▸ What you should do
The data below should be printed in full, exactly, and without any of its images.

▸ The data
+---+

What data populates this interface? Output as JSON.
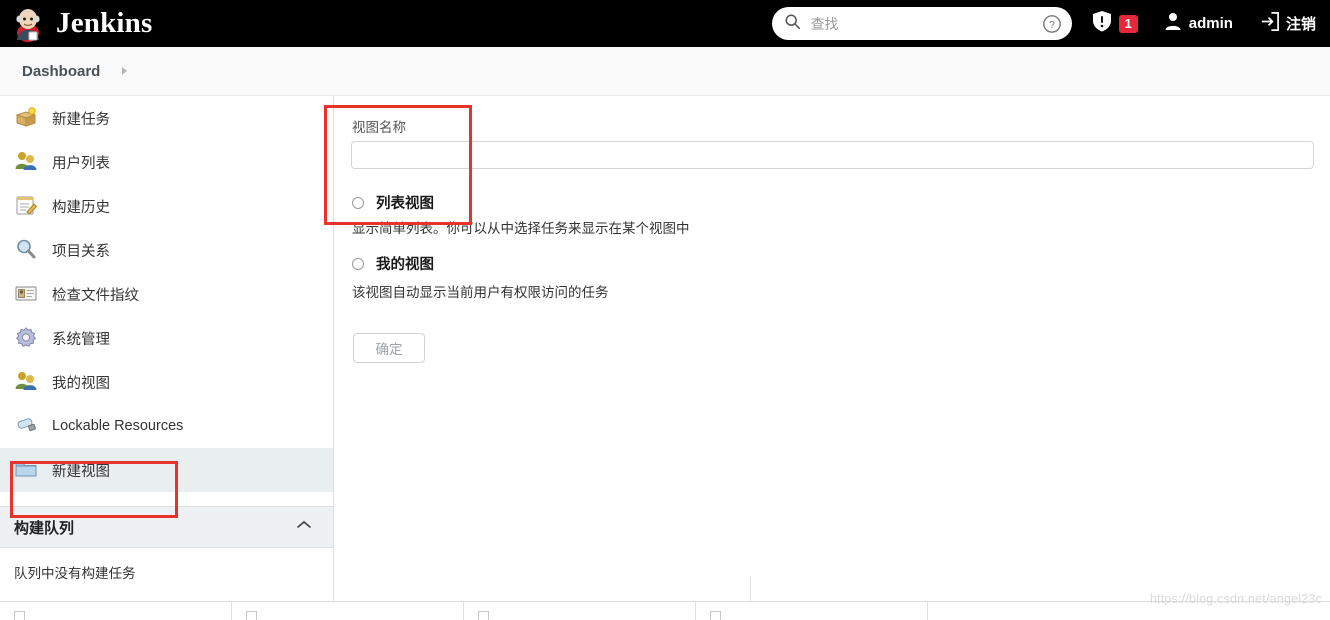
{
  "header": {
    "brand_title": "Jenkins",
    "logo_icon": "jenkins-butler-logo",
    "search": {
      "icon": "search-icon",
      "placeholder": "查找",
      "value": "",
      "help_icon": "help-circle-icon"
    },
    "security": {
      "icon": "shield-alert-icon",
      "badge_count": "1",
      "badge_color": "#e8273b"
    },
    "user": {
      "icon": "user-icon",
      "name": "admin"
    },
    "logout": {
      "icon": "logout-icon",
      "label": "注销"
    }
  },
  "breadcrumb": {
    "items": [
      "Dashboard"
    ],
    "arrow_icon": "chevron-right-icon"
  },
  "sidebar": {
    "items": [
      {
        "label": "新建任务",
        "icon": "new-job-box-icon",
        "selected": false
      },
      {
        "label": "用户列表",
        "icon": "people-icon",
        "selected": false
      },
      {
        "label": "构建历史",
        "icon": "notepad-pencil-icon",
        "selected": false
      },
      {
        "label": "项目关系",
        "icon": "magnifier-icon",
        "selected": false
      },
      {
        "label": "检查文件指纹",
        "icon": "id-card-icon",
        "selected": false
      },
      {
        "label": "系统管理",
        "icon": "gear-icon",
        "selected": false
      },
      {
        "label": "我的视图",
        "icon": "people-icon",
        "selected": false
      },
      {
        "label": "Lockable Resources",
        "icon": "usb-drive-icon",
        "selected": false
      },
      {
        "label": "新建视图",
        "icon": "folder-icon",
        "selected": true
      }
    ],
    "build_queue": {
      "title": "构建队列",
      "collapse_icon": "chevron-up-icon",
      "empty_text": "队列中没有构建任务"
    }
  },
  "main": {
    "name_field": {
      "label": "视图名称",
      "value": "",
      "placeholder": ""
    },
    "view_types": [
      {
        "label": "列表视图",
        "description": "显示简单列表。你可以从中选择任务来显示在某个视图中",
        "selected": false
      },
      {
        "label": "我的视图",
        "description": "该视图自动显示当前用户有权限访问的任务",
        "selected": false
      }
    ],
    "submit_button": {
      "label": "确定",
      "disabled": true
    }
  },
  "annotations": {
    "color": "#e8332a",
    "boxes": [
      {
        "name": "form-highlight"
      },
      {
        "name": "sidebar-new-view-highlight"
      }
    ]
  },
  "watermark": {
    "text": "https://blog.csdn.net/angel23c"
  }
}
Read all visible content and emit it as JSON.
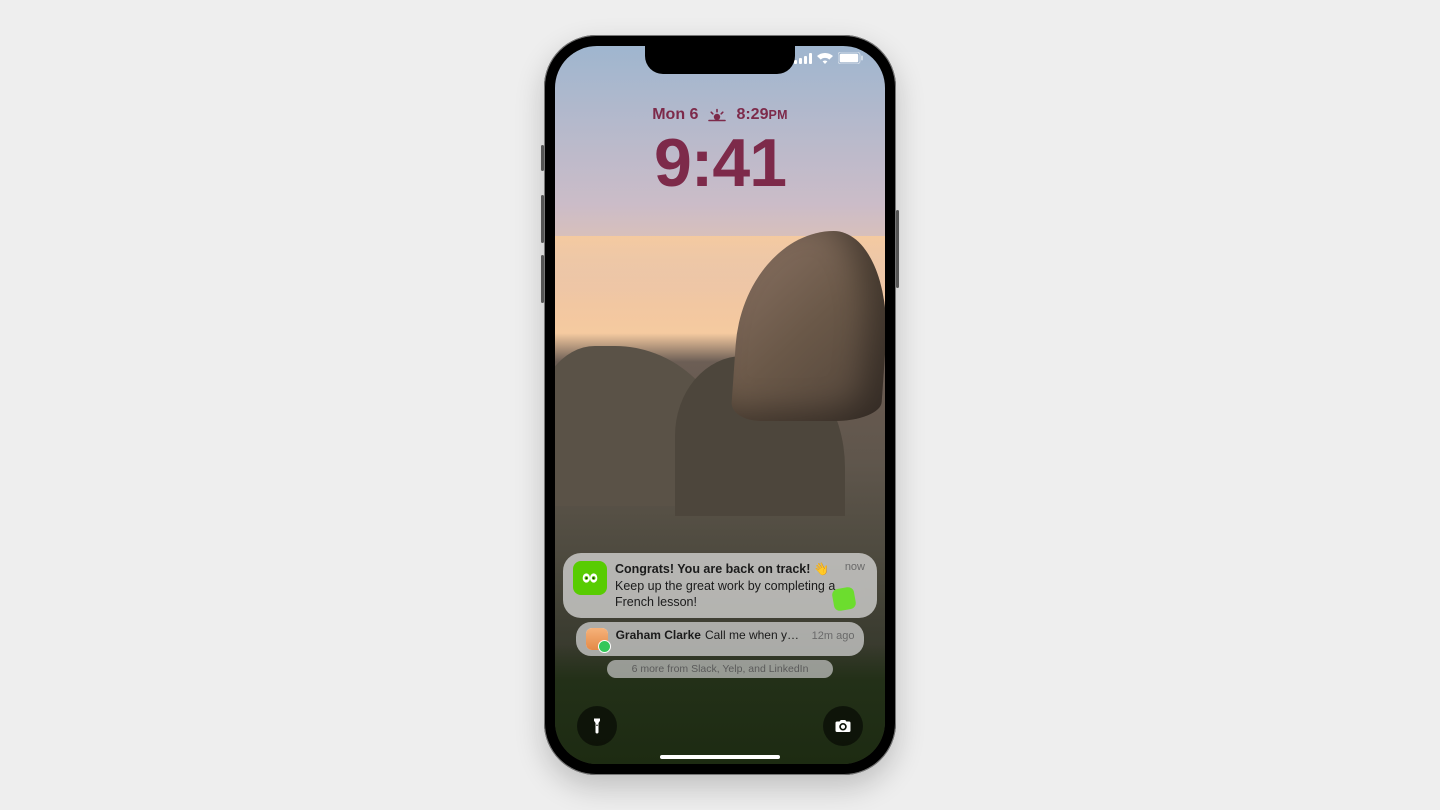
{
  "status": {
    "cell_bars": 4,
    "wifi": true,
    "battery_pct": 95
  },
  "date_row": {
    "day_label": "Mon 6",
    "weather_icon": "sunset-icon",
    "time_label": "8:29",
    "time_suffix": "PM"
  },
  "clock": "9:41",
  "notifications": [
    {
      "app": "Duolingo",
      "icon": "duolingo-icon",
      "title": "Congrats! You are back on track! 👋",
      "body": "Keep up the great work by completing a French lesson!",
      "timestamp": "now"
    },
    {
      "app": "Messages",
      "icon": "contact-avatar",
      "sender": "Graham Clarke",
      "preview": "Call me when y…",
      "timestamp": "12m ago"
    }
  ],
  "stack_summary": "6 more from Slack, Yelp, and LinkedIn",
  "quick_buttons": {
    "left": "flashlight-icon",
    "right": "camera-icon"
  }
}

+---+

▸ Output below
What data populates this interface? Output as JSON.
{
  "header": {
    "brand_title": "Jenkins",
    "logo_icon": "jenkins-butler-logo",
    "search": {
      "icon": "search-icon",
      "placeholder": "查找",
      "value": "",
      "help_icon": "help-circle-icon"
    },
    "security": {
      "icon": "shield-alert-icon",
      "badge_count": "1",
      "badge_color": "#e8273b"
    },
    "user": {
      "icon": "user-icon",
      "name": "admin"
    },
    "logout": {
      "icon": "logout-icon",
      "label": "注销"
    }
  },
  "breadcrumb": {
    "items": [
      "Dashboard"
    ],
    "arrow_icon": "chevron-right-icon"
  },
  "sidebar": {
    "items": [
      {
        "label": "新建任务",
        "icon": "new-job-box-icon",
        "selected": false
      },
      {
        "label": "用户列表",
        "icon": "people-icon",
        "selected": false
      },
      {
        "label": "构建历史",
        "icon": "notepad-pencil-icon",
        "selected": false
      },
      {
        "label": "项目关系",
        "icon": "magnifier-icon",
        "selected": false
      },
      {
        "label": "检查文件指纹",
        "icon": "id-card-icon",
        "selected": false
      },
      {
        "label": "系统管理",
        "icon": "gear-icon",
        "selected": false
      },
      {
        "label": "我的视图",
        "icon": "people-icon",
        "selected": false
      },
      {
        "label": "Lockable Resources",
        "icon": "usb-drive-icon",
        "selected": false
      },
      {
        "label": "新建视图",
        "icon": "folder-icon",
        "selected": true
      }
    ],
    "build_queue": {
      "title": "构建队列",
      "collapse_icon": "chevron-up-icon",
      "empty_text": "队列中没有构建任务"
    }
  },
  "main": {
    "name_field": {
      "label": "视图名称",
      "value": "",
      "placeholder": ""
    },
    "view_types": [
      {
        "label": "列表视图",
        "description": "显示简单列表。你可以从中选择任务来显示在某个视图中",
        "selected": false
      },
      {
        "label": "我的视图",
        "description": "该视图自动显示当前用户有权限访问的任务",
        "selected": false
      }
    ],
    "submit_button": {
      "label": "确定",
      "disabled": true
    }
  },
  "annotations": {
    "color": "#e8332a",
    "boxes": [
      {
        "name": "form-highlight"
      },
      {
        "name": "sidebar-new-view-highlight"
      }
    ]
  },
  "watermark": {
    "text": "https://blog.csdn.net/angel23c"
  }
}
Read all visible content and emit it as JSON.
{
  "status": {
    "cell_bars": 4,
    "wifi": true,
    "battery_pct": 95
  },
  "date_row": {
    "day_label": "Mon 6",
    "weather_icon": "sunset-icon",
    "time_label": "8:29",
    "time_suffix": "PM"
  },
  "clock": "9:41",
  "notifications": [
    {
      "app": "Duolingo",
      "icon": "duolingo-icon",
      "title": "Congrats! You are back on track! 👋",
      "body": "Keep up the great work by completing a French lesson!",
      "timestamp": "now"
    },
    {
      "app": "Messages",
      "icon": "contact-avatar",
      "sender": "Graham Clarke",
      "preview": "Call me when y…",
      "timestamp": "12m ago"
    }
  ],
  "stack_summary": "6 more from Slack, Yelp, and LinkedIn",
  "quick_buttons": {
    "left": "flashlight-icon",
    "right": "camera-icon"
  }
}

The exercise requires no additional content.